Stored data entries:
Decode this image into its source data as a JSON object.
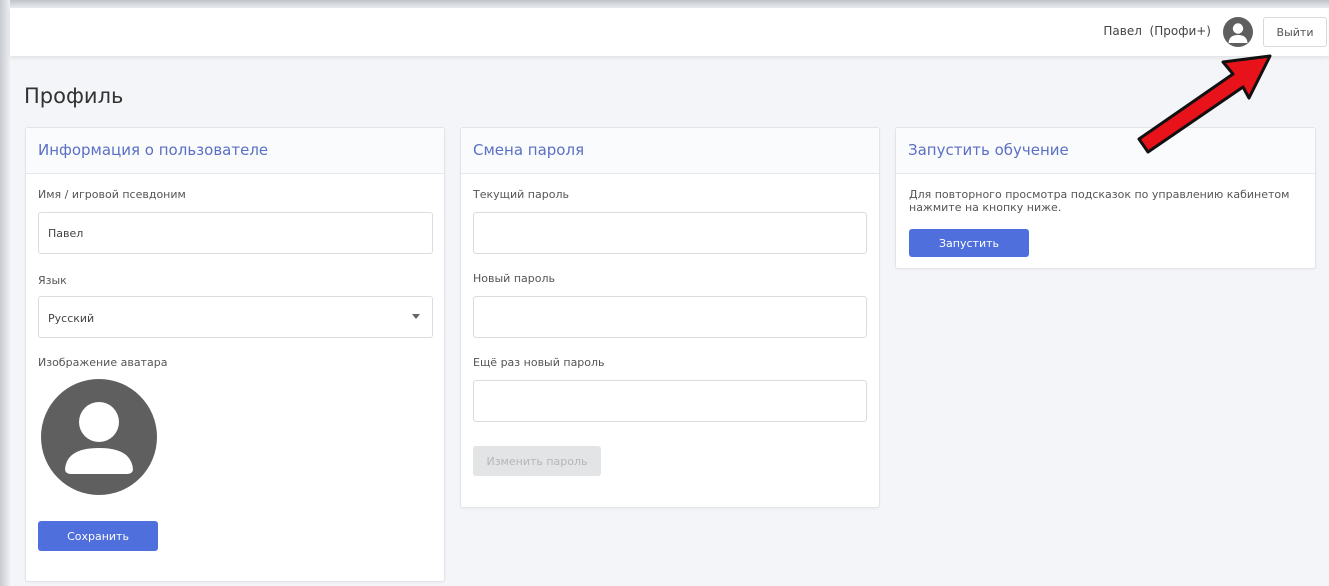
{
  "header": {
    "user_name": "Павел",
    "user_plan": "(Профи+)",
    "logout_label": "Выйти"
  },
  "page": {
    "title": "Профиль"
  },
  "user_info": {
    "title": "Информация о пользователе",
    "name_label": "Имя / игровой псевдоним",
    "name_value": "Павел",
    "language_label": "Язык",
    "language_value": "Русский",
    "avatar_label": "Изображение аватара",
    "save_label": "Сохранить"
  },
  "password": {
    "title": "Смена пароля",
    "current_label": "Текущий пароль",
    "new_label": "Новый пароль",
    "repeat_label": "Ещё раз новый пароль",
    "submit_label": "Изменить пароль"
  },
  "tutorial": {
    "title": "Запустить обучение",
    "hint": "Для повторного просмотра подсказок по управлению кабинетом нажмите на кнопку ниже.",
    "start_label": "Запустить"
  },
  "colors": {
    "accent": "#4f6fdc",
    "card_title": "#5b6fc4",
    "annotation_arrow": "#e8121a"
  }
}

WHAT IS NEEDED: Check each line of the entries above for the word "пароль". List the ones that have it.

COMPLETED EXERCISE:
    "current_label": "Текущий пароль",
    "new_label": "Новый пароль",
    "repeat_label": "Ещё раз новый пароль",
    "submit_label": "Изменить пароль"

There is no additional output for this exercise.